### Set task
Set every record down verbatim and omit the pictures.

# # # #

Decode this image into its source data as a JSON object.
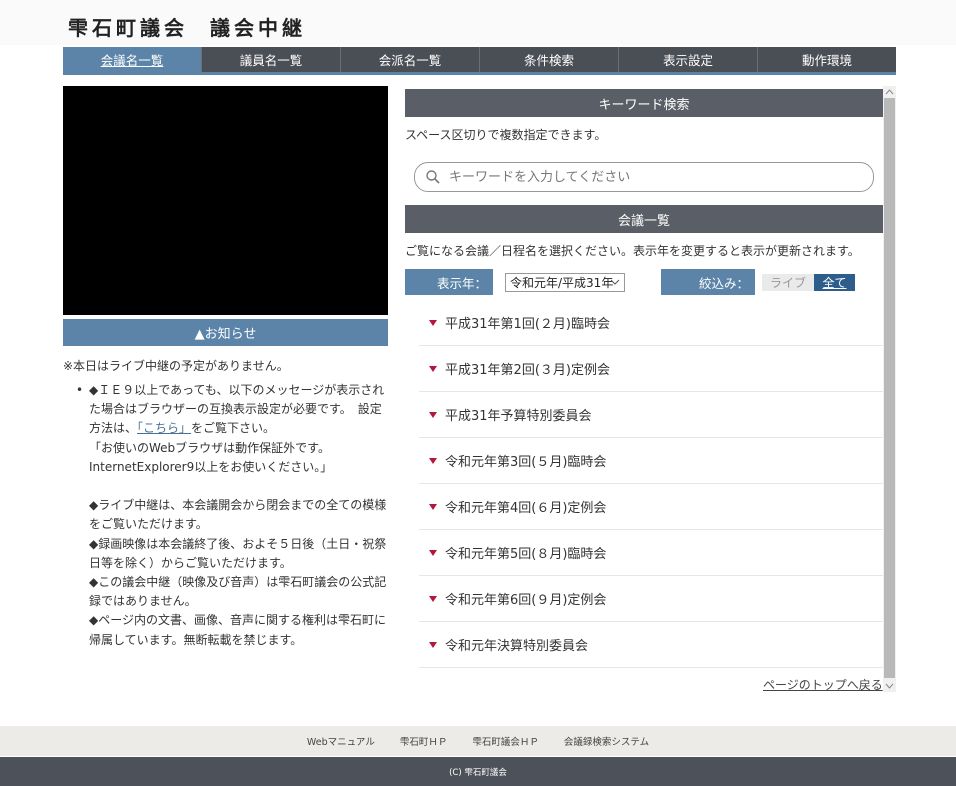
{
  "site": {
    "title_left": "雫石町議会",
    "title_right": "議会中継"
  },
  "nav": {
    "items": [
      {
        "label": "会議名一覧",
        "active": true
      },
      {
        "label": "議員名一覧",
        "active": false
      },
      {
        "label": "会派名一覧",
        "active": false
      },
      {
        "label": "条件検索",
        "active": false
      },
      {
        "label": "表示設定",
        "active": false
      },
      {
        "label": "動作環境",
        "active": false
      }
    ]
  },
  "notice": {
    "bar_label": "▲お知らせ",
    "live_status": "※本日はライブ中継の予定がありません。",
    "bullet": "•",
    "lines": [
      "◆ＩＥ９以上であっても、以下のメッセージが表示され",
      "た場合はブラウザーの互換表示設定が必要です。　設定",
      "方法は、",
      "「こちら」",
      "をご覧下さい。",
      "「お使いのWebブラウザは動作保証外です。",
      "InternetExplorer9以上をお使いください。」",
      "◆ライブ中継は、本会議開会から閉会までの全ての模様",
      "をご覧いただけます。",
      "◆録画映像は本会議終了後、およそ５日後（土日・祝祭",
      "日等を除く）からご覧いただけます。",
      "◆この議会中継（映像及び音声）は雫石町議会の公式記",
      "録ではありません。",
      "◆ページ内の文書、画像、音声に関する権利は雫石町に",
      "帰属しています。無断転載を禁じます。"
    ]
  },
  "keyword": {
    "heading": "キーワード検索",
    "note": "スペース区切りで複数指定できます。",
    "placeholder": "キーワードを入力してください"
  },
  "meetings": {
    "heading": "会議一覧",
    "note": "ご覧になる会議／日程名を選択ください。表示年を変更すると表示が更新されます。",
    "year_label": "表示年：",
    "year_value": "令和元年/平成31年",
    "narrow_label": "絞込み：",
    "toggle_live": "ライブ",
    "toggle_all": "全て",
    "items": [
      "平成31年第1回(２月)臨時会",
      "平成31年第2回(３月)定例会",
      "平成31年予算特別委員会",
      "令和元年第3回(５月)臨時会",
      "令和元年第4回(６月)定例会",
      "令和元年第5回(８月)臨時会",
      "令和元年第6回(９月)定例会",
      "令和元年決算特別委員会"
    ],
    "page_top": "ページのトップへ戻る"
  },
  "footer": {
    "links": [
      "Webマニュアル",
      "雫石町ＨＰ",
      "雫石町議会ＨＰ",
      "会議録検索システム"
    ],
    "copyright": "(C) 雫石町議会"
  },
  "colors": {
    "nav_bg": "#4a4e55",
    "accent": "#5b84a8",
    "section_head": "#5a5e66",
    "triangle": "#b0183c",
    "footer_bg": "#4d5159"
  }
}
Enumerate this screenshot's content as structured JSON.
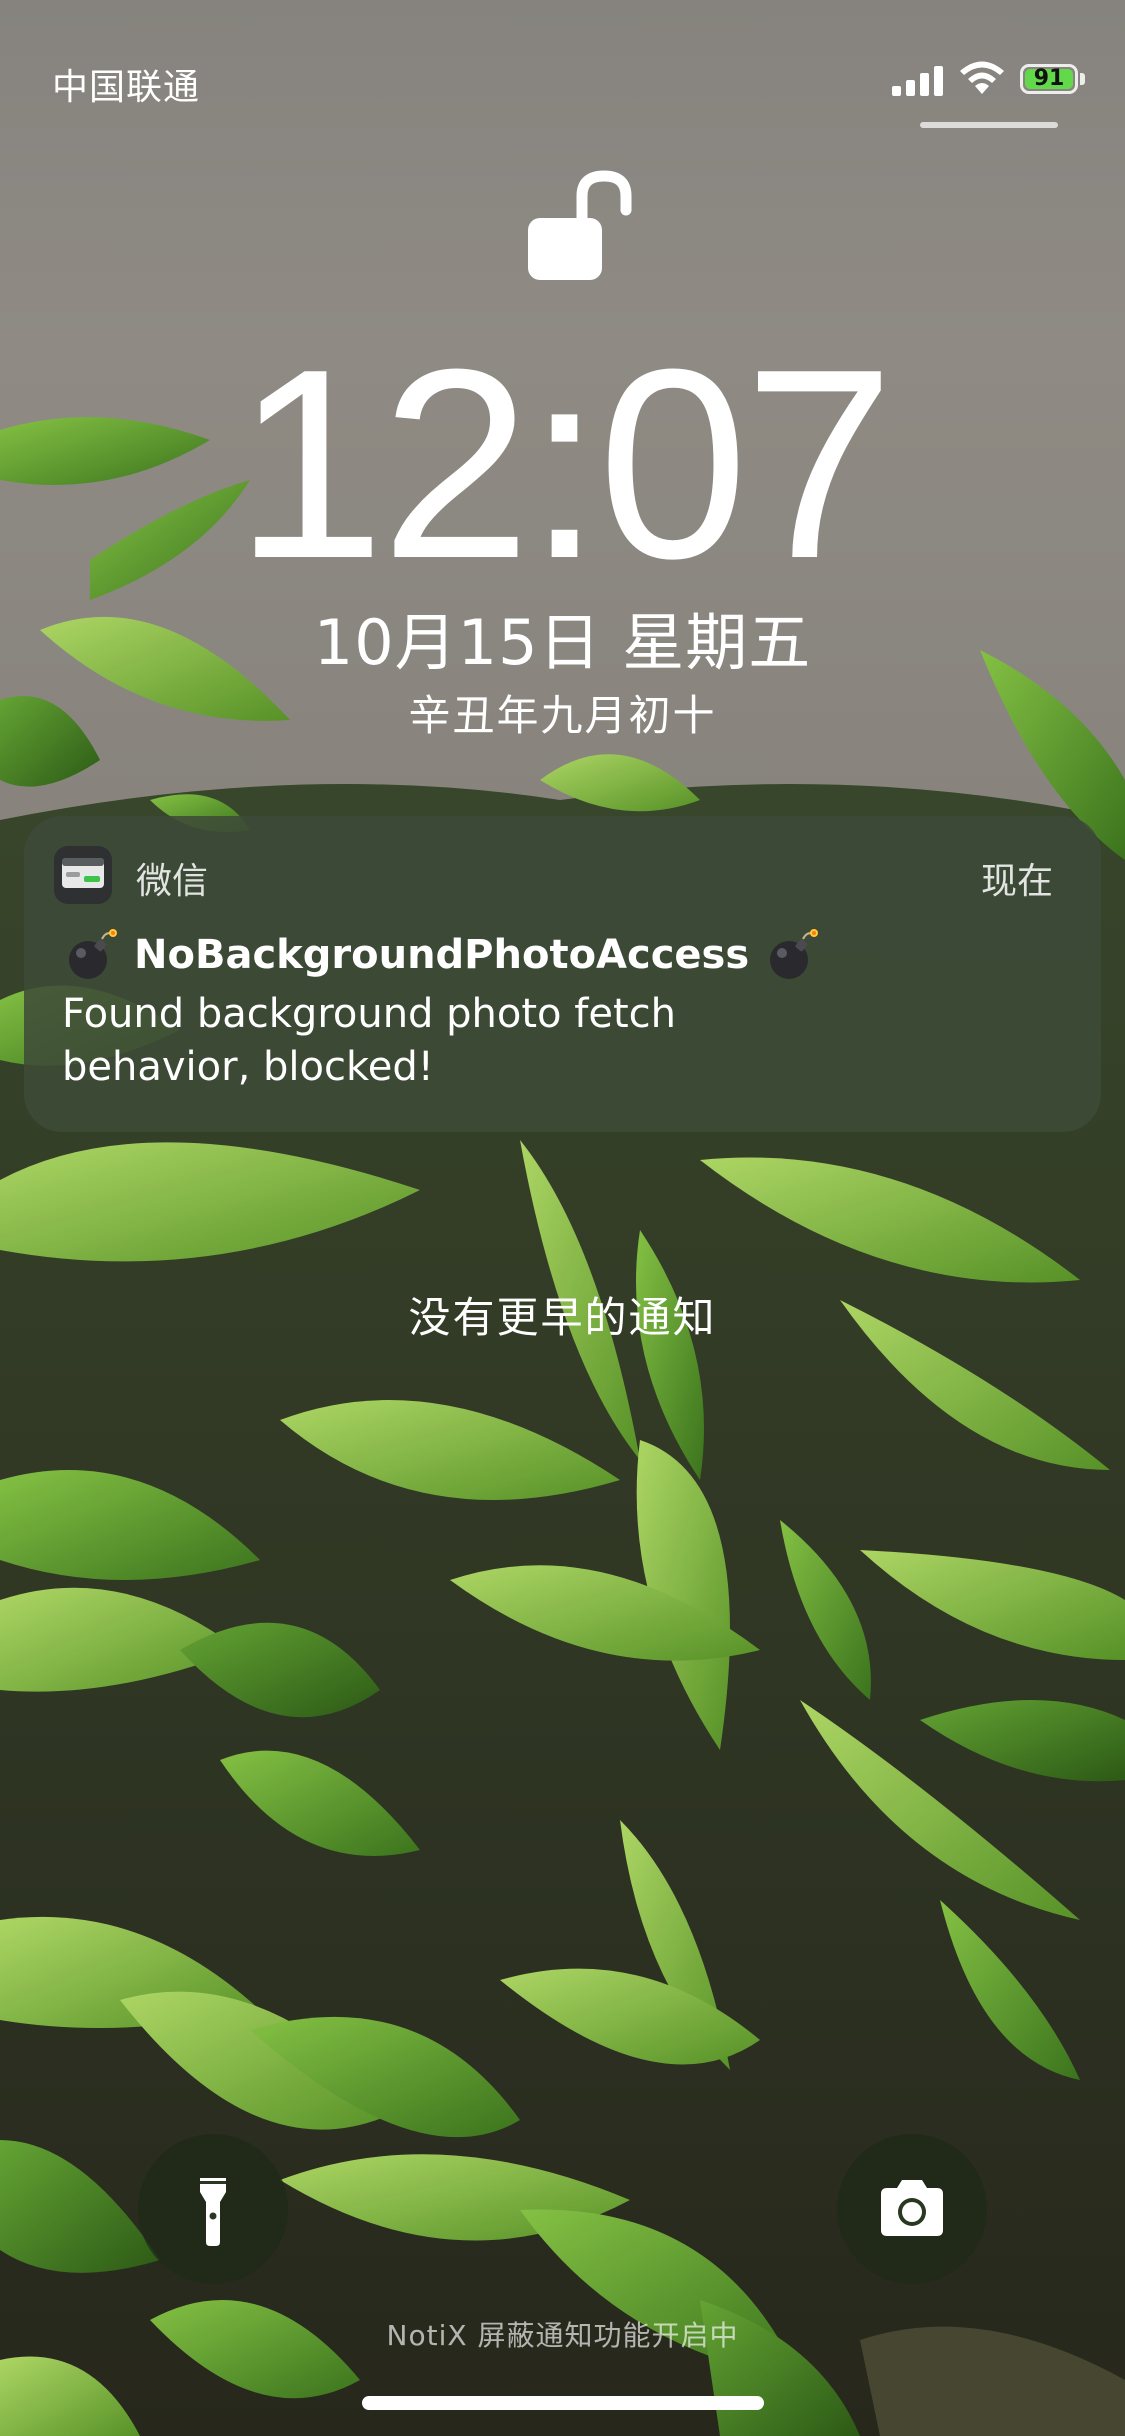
{
  "status_bar": {
    "carrier": "中国联通",
    "battery_level": "91",
    "signal_icon": "cellular-signal-icon",
    "wifi_icon": "wifi-icon"
  },
  "lock": {
    "icon": "unlocked-padlock-icon"
  },
  "clock": {
    "time": "12:07",
    "date": "10月15日 星期五",
    "lunar_date": "辛丑年九月初十"
  },
  "notification": {
    "app_name": "微信",
    "time": "现在",
    "title": "NoBackgroundPhotoAccess",
    "body": "Found background photo fetch behavior, blocked!",
    "title_icon": "bomb-icon"
  },
  "no_older_notifications": "没有更早的通知",
  "bottom": {
    "flashlight_icon": "flashlight-icon",
    "camera_icon": "camera-icon",
    "notix_text": "NotiX 屏蔽通知功能开启中"
  },
  "colors": {
    "battery_fill": "#62d94a",
    "notification_bg": "#3e4a38",
    "text": "#ffffff"
  }
}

# # # #

### Written reply
Decode this image into its source data as a JSON object.
{
  "site": {
    "title_left": "雫石町議会",
    "title_right": "議会中継"
  },
  "nav": {
    "items": [
      {
        "label": "会議名一覧",
        "active": true
      },
      {
        "label": "議員名一覧",
        "active": false
      },
      {
        "label": "会派名一覧",
        "active": false
      },
      {
        "label": "条件検索",
        "active": false
      },
      {
        "label": "表示設定",
        "active": false
      },
      {
        "label": "動作環境",
        "active": false
      }
    ]
  },
  "notice": {
    "bar_label": "▲お知らせ",
    "live_status": "※本日はライブ中継の予定がありません。",
    "bullet": "•",
    "lines": [
      "◆ＩＥ９以上であっても、以下のメッセージが表示され",
      "た場合はブラウザーの互換表示設定が必要です。　設定",
      "方法は、",
      "「こちら」",
      "をご覧下さい。",
      "「お使いのWebブラウザは動作保証外です。",
      "InternetExplorer9以上をお使いください。」",
      "◆ライブ中継は、本会議開会から閉会までの全ての模様",
      "をご覧いただけます。",
      "◆録画映像は本会議終了後、およそ５日後（土日・祝祭",
      "日等を除く）からご覧いただけます。",
      "◆この議会中継（映像及び音声）は雫石町議会の公式記",
      "録ではありません。",
      "◆ページ内の文書、画像、音声に関する権利は雫石町に",
      "帰属しています。無断転載を禁じます。"
    ]
  },
  "keyword": {
    "heading": "キーワード検索",
    "note": "スペース区切りで複数指定できます。",
    "placeholder": "キーワードを入力してください"
  },
  "meetings": {
    "heading": "会議一覧",
    "note": "ご覧になる会議／日程名を選択ください。表示年を変更すると表示が更新されます。",
    "year_label": "表示年：",
    "year_value": "令和元年/平成31年",
    "narrow_label": "絞込み：",
    "toggle_live": "ライブ",
    "toggle_all": "全て",
    "items": [
      "平成31年第1回(２月)臨時会",
      "平成31年第2回(３月)定例会",
      "平成31年予算特別委員会",
      "令和元年第3回(５月)臨時会",
      "令和元年第4回(６月)定例会",
      "令和元年第5回(８月)臨時会",
      "令和元年第6回(９月)定例会",
      "令和元年決算特別委員会"
    ],
    "page_top": "ページのトップへ戻る"
  },
  "footer": {
    "links": [
      "Webマニュアル",
      "雫石町ＨＰ",
      "雫石町議会ＨＰ",
      "会議録検索システム"
    ],
    "copyright": "(C) 雫石町議会"
  },
  "colors": {
    "nav_bg": "#4a4e55",
    "accent": "#5b84a8",
    "section_head": "#5a5e66",
    "triangle": "#b0183c",
    "footer_bg": "#4d5159"
  }
}
Enumerate this screenshot's content as structured JSON.
{
  "status_bar": {
    "carrier": "中国联通",
    "battery_level": "91",
    "signal_icon": "cellular-signal-icon",
    "wifi_icon": "wifi-icon"
  },
  "lock": {
    "icon": "unlocked-padlock-icon"
  },
  "clock": {
    "time": "12:07",
    "date": "10月15日 星期五",
    "lunar_date": "辛丑年九月初十"
  },
  "notification": {
    "app_name": "微信",
    "time": "现在",
    "title": "NoBackgroundPhotoAccess",
    "body": "Found background photo fetch behavior, blocked!",
    "title_icon": "bomb-icon"
  },
  "no_older_notifications": "没有更早的通知",
  "bottom": {
    "flashlight_icon": "flashlight-icon",
    "camera_icon": "camera-icon",
    "notix_text": "NotiX 屏蔽通知功能开启中"
  },
  "colors": {
    "battery_fill": "#62d94a",
    "notification_bg": "#3e4a38",
    "text": "#ffffff"
  }
}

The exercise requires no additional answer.